▸ **What to work on**: Produce an exact copy of the lines from the line containing "Read all visible content and emit it as JSON." through the last line of the entries below, and only those lines.

===== Dataset rows

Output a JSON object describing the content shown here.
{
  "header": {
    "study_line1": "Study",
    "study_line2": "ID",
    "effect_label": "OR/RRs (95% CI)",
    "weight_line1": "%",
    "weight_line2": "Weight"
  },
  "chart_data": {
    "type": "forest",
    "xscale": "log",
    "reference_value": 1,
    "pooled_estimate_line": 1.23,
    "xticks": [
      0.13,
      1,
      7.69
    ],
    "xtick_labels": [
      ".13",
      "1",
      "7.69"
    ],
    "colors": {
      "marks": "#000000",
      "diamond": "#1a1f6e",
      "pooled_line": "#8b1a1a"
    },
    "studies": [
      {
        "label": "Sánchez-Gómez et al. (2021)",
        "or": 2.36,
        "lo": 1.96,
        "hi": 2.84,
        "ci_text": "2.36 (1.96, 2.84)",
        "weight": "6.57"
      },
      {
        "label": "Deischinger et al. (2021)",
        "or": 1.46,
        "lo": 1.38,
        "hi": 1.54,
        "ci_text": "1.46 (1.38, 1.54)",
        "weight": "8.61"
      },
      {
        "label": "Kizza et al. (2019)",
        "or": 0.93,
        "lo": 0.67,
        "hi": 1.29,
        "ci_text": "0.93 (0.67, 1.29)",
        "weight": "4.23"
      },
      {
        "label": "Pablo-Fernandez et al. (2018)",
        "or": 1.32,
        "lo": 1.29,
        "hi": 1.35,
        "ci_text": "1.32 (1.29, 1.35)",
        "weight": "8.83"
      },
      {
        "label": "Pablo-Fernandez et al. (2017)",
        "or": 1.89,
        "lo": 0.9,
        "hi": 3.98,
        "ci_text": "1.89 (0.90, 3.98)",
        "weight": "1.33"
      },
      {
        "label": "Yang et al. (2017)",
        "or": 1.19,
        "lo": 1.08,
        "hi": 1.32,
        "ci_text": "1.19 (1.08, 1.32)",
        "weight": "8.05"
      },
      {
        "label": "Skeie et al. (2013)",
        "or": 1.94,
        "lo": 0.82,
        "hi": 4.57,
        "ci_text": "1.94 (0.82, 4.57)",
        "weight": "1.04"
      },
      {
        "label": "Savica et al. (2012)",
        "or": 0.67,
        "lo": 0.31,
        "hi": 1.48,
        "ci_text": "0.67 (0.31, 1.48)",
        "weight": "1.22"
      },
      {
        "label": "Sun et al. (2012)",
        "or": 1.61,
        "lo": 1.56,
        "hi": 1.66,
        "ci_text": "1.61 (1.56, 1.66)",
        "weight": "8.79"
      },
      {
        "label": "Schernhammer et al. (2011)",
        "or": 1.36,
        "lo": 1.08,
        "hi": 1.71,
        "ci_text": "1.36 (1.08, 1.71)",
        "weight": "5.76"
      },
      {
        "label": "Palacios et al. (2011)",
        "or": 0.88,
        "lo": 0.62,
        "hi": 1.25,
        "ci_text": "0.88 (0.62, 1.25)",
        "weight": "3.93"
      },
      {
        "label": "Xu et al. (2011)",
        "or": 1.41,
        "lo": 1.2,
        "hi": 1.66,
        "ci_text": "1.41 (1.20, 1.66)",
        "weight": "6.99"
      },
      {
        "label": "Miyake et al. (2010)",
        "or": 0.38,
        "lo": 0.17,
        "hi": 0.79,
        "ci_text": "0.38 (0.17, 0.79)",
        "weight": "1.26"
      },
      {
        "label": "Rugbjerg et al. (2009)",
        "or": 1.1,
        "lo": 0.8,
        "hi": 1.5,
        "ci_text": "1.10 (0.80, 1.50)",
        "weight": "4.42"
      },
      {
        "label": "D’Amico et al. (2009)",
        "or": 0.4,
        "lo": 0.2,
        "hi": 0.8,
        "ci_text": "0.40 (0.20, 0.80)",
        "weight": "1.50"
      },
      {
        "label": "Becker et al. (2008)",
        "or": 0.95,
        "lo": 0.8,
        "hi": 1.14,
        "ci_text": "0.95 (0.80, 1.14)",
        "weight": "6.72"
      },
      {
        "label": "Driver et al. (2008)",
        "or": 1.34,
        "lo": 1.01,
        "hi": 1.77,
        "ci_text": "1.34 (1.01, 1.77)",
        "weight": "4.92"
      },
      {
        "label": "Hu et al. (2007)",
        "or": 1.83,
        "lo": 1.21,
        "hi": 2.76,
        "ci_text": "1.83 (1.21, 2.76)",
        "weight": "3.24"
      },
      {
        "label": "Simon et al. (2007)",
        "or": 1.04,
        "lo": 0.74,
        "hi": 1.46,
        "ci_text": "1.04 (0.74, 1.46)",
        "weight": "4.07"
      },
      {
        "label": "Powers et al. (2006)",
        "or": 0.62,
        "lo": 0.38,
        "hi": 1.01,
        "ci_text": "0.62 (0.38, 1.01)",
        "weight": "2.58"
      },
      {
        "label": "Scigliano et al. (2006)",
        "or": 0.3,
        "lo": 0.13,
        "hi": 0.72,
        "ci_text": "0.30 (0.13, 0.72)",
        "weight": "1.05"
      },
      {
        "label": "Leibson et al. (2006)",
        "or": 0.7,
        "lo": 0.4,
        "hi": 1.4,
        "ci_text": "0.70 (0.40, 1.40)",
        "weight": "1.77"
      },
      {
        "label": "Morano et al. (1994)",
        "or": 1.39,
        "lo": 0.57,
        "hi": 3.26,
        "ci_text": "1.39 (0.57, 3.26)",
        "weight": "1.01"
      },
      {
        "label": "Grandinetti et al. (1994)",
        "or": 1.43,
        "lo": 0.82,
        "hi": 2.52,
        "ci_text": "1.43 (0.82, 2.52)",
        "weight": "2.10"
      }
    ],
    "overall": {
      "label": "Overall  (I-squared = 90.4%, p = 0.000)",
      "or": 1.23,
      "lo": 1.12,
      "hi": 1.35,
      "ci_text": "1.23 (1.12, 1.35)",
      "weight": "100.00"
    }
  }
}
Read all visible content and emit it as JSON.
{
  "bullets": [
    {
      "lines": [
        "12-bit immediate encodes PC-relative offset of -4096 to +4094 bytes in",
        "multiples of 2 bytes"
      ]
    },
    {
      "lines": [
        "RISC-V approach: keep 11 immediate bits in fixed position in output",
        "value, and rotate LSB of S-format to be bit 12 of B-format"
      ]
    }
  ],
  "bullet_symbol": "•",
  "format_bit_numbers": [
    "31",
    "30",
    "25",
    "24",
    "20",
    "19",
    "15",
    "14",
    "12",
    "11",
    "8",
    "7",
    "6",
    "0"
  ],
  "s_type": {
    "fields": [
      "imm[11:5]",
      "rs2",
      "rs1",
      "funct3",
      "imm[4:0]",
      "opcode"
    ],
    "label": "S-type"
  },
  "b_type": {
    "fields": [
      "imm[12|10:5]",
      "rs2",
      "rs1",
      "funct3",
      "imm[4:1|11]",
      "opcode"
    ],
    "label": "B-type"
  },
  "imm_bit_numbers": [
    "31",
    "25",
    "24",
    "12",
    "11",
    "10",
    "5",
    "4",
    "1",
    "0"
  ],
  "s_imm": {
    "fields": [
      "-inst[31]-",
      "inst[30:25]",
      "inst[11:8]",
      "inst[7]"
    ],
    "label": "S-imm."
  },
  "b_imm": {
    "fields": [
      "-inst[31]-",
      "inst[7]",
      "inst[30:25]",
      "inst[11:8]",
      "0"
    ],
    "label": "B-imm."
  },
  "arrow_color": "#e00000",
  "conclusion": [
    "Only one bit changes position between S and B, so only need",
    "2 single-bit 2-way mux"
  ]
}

==========

▸ **Solution**:
Read all visible content and emit it as JSON.
{
  "bullets": [
    {
      "lines": [
        "12-bit immediate encodes PC-relative offset of -4096 to +4094 bytes in",
        "multiples of 2 bytes"
      ]
    },
    {
      "lines": [
        "RISC-V approach: keep 11 immediate bits in fixed position in output",
        "value, and rotate LSB of S-format to be bit 12 of B-format"
      ]
    }
  ],
  "bullet_symbol": "•",
  "format_bit_numbers": [
    "31",
    "30",
    "25",
    "24",
    "20",
    "19",
    "15",
    "14",
    "12",
    "11",
    "8",
    "7",
    "6",
    "0"
  ],
  "s_type": {
    "fields": [
      "imm[11:5]",
      "rs2",
      "rs1",
      "funct3",
      "imm[4:0]",
      "opcode"
    ],
    "label": "S-type"
  },
  "b_type": {
    "fields": [
      "imm[12|10:5]",
      "rs2",
      "rs1",
      "funct3",
      "imm[4:1|11]",
      "opcode"
    ],
    "label": "B-type"
  },
  "imm_bit_numbers": [
    "31",
    "25",
    "24",
    "12",
    "11",
    "10",
    "5",
    "4",
    "1",
    "0"
  ],
  "s_imm": {
    "fields": [
      "-inst[31]-",
      "inst[30:25]",
      "inst[11:8]",
      "inst[7]"
    ],
    "label": "S-imm."
  },
  "b_imm": {
    "fields": [
      "-inst[31]-",
      "inst[7]",
      "inst[30:25]",
      "inst[11:8]",
      "0"
    ],
    "label": "B-imm."
  },
  "arrow_color": "#e00000",
  "conclusion": [
    "Only one bit changes position between S and B, so only need",
    "2 single-bit 2-way mux"
  ]
}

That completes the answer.